======== RECORDED DATA ========
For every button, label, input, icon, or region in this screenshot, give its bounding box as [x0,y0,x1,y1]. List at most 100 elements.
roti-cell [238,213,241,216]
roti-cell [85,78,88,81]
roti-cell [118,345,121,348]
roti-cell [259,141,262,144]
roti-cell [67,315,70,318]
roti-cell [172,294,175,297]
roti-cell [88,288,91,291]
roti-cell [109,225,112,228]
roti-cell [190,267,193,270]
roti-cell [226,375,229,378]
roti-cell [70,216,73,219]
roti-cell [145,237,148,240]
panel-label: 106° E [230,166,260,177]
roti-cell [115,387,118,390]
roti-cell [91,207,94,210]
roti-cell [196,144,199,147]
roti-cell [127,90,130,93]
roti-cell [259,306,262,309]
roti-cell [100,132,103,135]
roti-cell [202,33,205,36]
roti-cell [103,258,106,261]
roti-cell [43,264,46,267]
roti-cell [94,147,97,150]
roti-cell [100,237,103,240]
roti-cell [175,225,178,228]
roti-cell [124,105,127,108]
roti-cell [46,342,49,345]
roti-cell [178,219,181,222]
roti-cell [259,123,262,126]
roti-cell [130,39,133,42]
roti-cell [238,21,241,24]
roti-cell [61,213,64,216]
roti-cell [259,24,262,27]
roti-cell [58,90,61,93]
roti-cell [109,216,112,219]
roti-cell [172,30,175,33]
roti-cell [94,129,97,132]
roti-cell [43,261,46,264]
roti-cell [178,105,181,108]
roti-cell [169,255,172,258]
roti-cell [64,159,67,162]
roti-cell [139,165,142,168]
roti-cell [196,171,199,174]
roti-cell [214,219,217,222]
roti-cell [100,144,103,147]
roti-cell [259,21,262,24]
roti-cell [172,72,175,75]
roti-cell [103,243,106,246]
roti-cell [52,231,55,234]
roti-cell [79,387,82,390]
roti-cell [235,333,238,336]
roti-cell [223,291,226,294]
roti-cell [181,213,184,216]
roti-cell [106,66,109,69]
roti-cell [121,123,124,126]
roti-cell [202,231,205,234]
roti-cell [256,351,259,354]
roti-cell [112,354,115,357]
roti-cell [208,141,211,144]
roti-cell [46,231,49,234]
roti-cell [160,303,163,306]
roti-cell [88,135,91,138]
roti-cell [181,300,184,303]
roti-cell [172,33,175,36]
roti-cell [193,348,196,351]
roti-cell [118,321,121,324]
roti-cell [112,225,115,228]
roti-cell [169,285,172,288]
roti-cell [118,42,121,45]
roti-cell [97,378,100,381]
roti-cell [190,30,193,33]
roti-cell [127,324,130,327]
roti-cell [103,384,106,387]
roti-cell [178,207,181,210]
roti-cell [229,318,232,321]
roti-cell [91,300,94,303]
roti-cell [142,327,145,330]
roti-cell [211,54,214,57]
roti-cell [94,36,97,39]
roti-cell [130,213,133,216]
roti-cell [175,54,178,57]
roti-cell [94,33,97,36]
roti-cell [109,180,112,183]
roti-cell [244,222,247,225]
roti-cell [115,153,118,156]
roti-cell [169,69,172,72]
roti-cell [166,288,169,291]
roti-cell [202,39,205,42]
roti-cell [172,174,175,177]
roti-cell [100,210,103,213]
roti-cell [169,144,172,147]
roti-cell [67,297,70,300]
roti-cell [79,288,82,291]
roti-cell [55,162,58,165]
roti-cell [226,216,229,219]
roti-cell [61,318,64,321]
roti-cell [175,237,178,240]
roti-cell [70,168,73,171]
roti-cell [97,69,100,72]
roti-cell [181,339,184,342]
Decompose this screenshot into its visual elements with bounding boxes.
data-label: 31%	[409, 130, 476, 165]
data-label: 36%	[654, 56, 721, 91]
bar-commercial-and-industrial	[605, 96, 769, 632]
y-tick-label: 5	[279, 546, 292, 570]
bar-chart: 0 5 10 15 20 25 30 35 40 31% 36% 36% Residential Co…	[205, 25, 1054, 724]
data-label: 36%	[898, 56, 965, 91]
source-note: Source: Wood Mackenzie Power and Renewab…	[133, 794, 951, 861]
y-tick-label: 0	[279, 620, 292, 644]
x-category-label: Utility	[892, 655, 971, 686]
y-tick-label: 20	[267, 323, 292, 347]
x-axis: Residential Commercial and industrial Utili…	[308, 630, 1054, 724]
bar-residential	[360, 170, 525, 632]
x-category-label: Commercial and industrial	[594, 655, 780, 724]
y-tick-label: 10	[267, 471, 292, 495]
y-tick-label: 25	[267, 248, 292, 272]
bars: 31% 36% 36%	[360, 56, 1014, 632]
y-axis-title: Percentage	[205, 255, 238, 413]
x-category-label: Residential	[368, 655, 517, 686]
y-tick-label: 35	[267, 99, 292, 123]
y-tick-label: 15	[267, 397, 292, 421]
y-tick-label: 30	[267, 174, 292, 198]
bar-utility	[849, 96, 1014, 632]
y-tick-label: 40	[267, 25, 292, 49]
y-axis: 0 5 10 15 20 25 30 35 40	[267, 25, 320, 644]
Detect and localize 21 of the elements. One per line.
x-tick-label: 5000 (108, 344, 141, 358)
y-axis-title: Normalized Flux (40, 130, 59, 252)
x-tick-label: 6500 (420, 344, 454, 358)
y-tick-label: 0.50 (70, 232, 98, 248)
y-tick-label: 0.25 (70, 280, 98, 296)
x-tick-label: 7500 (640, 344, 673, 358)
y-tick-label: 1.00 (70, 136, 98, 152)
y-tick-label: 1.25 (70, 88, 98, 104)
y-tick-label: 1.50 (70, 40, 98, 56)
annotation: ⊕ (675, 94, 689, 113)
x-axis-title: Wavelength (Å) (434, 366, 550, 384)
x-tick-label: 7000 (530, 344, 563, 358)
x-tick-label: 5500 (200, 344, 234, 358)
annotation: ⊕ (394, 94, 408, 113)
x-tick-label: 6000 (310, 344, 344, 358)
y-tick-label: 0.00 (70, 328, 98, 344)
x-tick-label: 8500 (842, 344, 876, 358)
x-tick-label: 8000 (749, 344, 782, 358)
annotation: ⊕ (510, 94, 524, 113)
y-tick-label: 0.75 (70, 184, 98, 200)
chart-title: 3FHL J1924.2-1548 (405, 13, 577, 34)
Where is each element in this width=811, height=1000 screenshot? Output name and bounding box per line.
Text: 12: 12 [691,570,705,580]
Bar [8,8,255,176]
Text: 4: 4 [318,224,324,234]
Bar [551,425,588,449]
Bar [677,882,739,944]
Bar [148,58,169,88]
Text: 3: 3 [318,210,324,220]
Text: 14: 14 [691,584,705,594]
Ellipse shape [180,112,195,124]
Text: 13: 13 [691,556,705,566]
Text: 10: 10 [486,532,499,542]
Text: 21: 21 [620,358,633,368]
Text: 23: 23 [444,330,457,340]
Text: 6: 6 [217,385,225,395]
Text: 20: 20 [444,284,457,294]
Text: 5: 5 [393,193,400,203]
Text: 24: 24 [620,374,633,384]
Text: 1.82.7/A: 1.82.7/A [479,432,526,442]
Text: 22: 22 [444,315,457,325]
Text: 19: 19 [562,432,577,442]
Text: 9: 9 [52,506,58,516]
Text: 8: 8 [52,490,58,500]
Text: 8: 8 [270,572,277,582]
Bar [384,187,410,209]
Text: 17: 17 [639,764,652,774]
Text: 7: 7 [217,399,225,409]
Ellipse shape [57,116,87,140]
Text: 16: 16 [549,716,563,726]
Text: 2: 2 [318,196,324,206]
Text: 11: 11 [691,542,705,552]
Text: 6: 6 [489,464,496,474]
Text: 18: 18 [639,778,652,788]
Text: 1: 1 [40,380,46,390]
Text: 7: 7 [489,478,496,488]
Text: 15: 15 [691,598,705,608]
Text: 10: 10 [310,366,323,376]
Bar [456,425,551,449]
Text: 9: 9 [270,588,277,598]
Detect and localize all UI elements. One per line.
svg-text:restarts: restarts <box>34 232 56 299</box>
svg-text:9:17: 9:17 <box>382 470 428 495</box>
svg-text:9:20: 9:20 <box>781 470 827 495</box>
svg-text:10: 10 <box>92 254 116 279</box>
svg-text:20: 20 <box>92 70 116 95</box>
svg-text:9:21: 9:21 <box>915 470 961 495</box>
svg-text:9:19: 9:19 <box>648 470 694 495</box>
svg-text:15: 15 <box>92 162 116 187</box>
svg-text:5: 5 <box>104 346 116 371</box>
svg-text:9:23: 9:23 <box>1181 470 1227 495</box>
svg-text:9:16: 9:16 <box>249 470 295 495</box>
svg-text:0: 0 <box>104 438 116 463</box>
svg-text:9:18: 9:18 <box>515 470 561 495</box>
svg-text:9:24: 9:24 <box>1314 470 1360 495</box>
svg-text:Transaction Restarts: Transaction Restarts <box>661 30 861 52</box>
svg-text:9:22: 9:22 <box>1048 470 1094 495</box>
========
[WHAT NEEDS TO BE DONE] Reproduce the lines verbatim, beginning with the first line of the records and stopping after the line that contains "roti-cell [214,219,217,222]".

[PROBLEM SOLUTION]
For every button, label, input, icon, or region in this screenshot, give its bounding box as [x0,y0,x1,y1]. List at most 100 elements.
roti-cell [238,213,241,216]
roti-cell [85,78,88,81]
roti-cell [118,345,121,348]
roti-cell [259,141,262,144]
roti-cell [67,315,70,318]
roti-cell [172,294,175,297]
roti-cell [88,288,91,291]
roti-cell [109,225,112,228]
roti-cell [190,267,193,270]
roti-cell [226,375,229,378]
roti-cell [70,216,73,219]
roti-cell [145,237,148,240]
panel-label: 106° E [230,166,260,177]
roti-cell [115,387,118,390]
roti-cell [91,207,94,210]
roti-cell [196,144,199,147]
roti-cell [127,90,130,93]
roti-cell [259,306,262,309]
roti-cell [100,132,103,135]
roti-cell [202,33,205,36]
roti-cell [103,258,106,261]
roti-cell [43,264,46,267]
roti-cell [94,147,97,150]
roti-cell [100,237,103,240]
roti-cell [175,225,178,228]
roti-cell [124,105,127,108]
roti-cell [46,342,49,345]
roti-cell [178,219,181,222]
roti-cell [259,123,262,126]
roti-cell [130,39,133,42]
roti-cell [238,21,241,24]
roti-cell [61,213,64,216]
roti-cell [259,24,262,27]
roti-cell [58,90,61,93]
roti-cell [109,216,112,219]
roti-cell [172,30,175,33]
roti-cell [94,129,97,132]
roti-cell [43,261,46,264]
roti-cell [178,105,181,108]
roti-cell [169,255,172,258]
roti-cell [64,159,67,162]
roti-cell [139,165,142,168]
roti-cell [196,171,199,174]
roti-cell [214,219,217,222]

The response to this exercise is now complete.